• [Source document]:

The craze for wearable technology continues, and the newest development could solve a endemic problem for every person who has ever worn zipper-fly pants. Then again, you could always just look in the mirror, but sure, this works too.

“Brad Pitt is on the red carpet, and his fly is completely down,” says Eric Schneider, a creative technologist, hardware, whatever that means. “Had Brad Pitt been wearing a NotiFly he woulda known that and gotten a cool message telling him hey your zipper is down and not gotten that bad media coverage.”

Basically, the button at the top of your pants works as a tiny transmitter that registers when the zipper is in contact with it and sends you a notification to your smartphone when it isn’t. The pants are woven with electronic fabric, and, unlike other wearables, the user interface for the device is pretty much zero-input. You don’t have to check it or set it or anything, it just notifies you when your fly is down. That’s it. It seems like an insane extrapolation of the wearable devices craze. Sure, they can be incredibly useful, and the idea behind NotiFly is solid — who wouldn’t want to never be caught with their fly down again? But here’s the product video, which, to be honest, might be a carefully constructed joke. Make up your own mind here:

Still, there are other very low-tech solutions to keeping your zipper up on your pants, including:

1. Hands

Hands are an important part of doing up a zipper, as it’s particularly difficult to get them up or down with teeth or other appendages (but not impossible if you’re into that sorta thing!) As you finish going to the bathroom, you can use the ancient technology of hands and opposable thumbs to properly fasten your clothing!

• [Check your understanding]:
a) Answer these questions from the NotiFly article, one line each:
(i) How is Eric Schneider described?
(ii) What part of the pants works as a tiny transmitter?
(iii) What is the first low-tech solution listed for keeping a zipper up?
b) Write what comes next in the NotiFly article, starting after its final sentence.
The data comes from a source unrelated to the NotiFly article.

• [Data extract]:
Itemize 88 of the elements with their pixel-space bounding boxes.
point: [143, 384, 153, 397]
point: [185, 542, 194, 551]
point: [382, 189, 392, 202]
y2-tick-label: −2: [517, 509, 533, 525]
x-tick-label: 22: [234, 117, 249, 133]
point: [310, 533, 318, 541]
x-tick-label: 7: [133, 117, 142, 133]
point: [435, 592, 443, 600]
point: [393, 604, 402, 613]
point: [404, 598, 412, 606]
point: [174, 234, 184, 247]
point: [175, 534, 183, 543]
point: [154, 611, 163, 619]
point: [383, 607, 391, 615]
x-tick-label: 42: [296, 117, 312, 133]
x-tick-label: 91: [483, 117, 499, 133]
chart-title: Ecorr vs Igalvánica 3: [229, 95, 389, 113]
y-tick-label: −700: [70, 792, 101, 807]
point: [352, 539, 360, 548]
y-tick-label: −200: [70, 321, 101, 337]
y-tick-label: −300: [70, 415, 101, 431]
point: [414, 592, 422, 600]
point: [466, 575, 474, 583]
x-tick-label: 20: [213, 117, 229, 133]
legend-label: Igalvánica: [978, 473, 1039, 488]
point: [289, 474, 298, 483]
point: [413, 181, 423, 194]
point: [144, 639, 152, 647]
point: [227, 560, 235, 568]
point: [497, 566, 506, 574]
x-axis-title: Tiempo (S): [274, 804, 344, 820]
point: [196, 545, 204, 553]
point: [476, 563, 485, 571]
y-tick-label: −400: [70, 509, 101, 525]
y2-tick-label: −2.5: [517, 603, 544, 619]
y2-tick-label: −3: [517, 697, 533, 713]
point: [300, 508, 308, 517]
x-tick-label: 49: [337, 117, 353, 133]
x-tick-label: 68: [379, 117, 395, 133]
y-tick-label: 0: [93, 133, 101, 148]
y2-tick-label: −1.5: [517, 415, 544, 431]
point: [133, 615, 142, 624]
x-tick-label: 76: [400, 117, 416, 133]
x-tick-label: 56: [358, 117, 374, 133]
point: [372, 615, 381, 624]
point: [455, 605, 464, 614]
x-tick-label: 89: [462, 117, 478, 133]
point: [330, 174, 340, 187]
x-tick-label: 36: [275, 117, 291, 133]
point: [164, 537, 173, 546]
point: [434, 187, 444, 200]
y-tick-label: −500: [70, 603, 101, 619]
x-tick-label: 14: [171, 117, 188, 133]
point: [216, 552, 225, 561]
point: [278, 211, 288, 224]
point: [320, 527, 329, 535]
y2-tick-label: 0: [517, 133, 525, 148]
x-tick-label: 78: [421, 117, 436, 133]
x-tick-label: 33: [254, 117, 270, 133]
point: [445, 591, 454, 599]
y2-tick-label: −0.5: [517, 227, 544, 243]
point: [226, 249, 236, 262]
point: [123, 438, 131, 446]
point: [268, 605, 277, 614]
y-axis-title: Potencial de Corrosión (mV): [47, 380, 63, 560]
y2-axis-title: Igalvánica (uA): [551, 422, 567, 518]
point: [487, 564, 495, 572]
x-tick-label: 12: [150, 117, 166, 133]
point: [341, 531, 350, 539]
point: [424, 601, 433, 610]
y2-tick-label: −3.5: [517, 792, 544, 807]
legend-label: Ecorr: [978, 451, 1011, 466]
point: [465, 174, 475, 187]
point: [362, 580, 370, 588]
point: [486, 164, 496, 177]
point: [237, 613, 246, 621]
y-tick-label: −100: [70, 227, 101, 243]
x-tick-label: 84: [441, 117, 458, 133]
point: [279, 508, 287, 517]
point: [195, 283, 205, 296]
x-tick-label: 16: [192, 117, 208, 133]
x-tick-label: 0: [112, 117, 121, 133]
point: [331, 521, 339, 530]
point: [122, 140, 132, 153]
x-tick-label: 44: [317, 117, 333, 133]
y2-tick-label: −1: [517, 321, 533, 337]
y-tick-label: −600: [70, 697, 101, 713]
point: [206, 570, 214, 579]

• [Task-by-task results]:
a)
(i) A creative technologist, hardware
(ii) The button at the top of the pants
(iii) Hands

b)
2. Mirrors

Humans have been using various reflective surfaces for over 8,000 years.

3. Velcro

Hey, if it works on shoes, it should work on pants, right? If you must have pants that fasten (and don’t want to just go the elastic waistband route on everything like me), just use velcro! Then you’ll be so mortified by the thought of anyone seeing your velcro-d pants that you’ll never forget to fasten them.

4. A Complicated System of String and Pulleys

If you really wanted to, you could probably fasten string to the end of your zipper and then fashion a delicate and intricate system of pulleys and levers that would make sure to pull your zipper up when you made a series of gestures like opening a door or dancing the Macarena. This would make it so even if your zipper was left down, people would be too busy staring at the strange assortment of DaVinci-like apparatus protruding from your clothing to notice that it was down!

Or you could buy these pants. Why the hell not.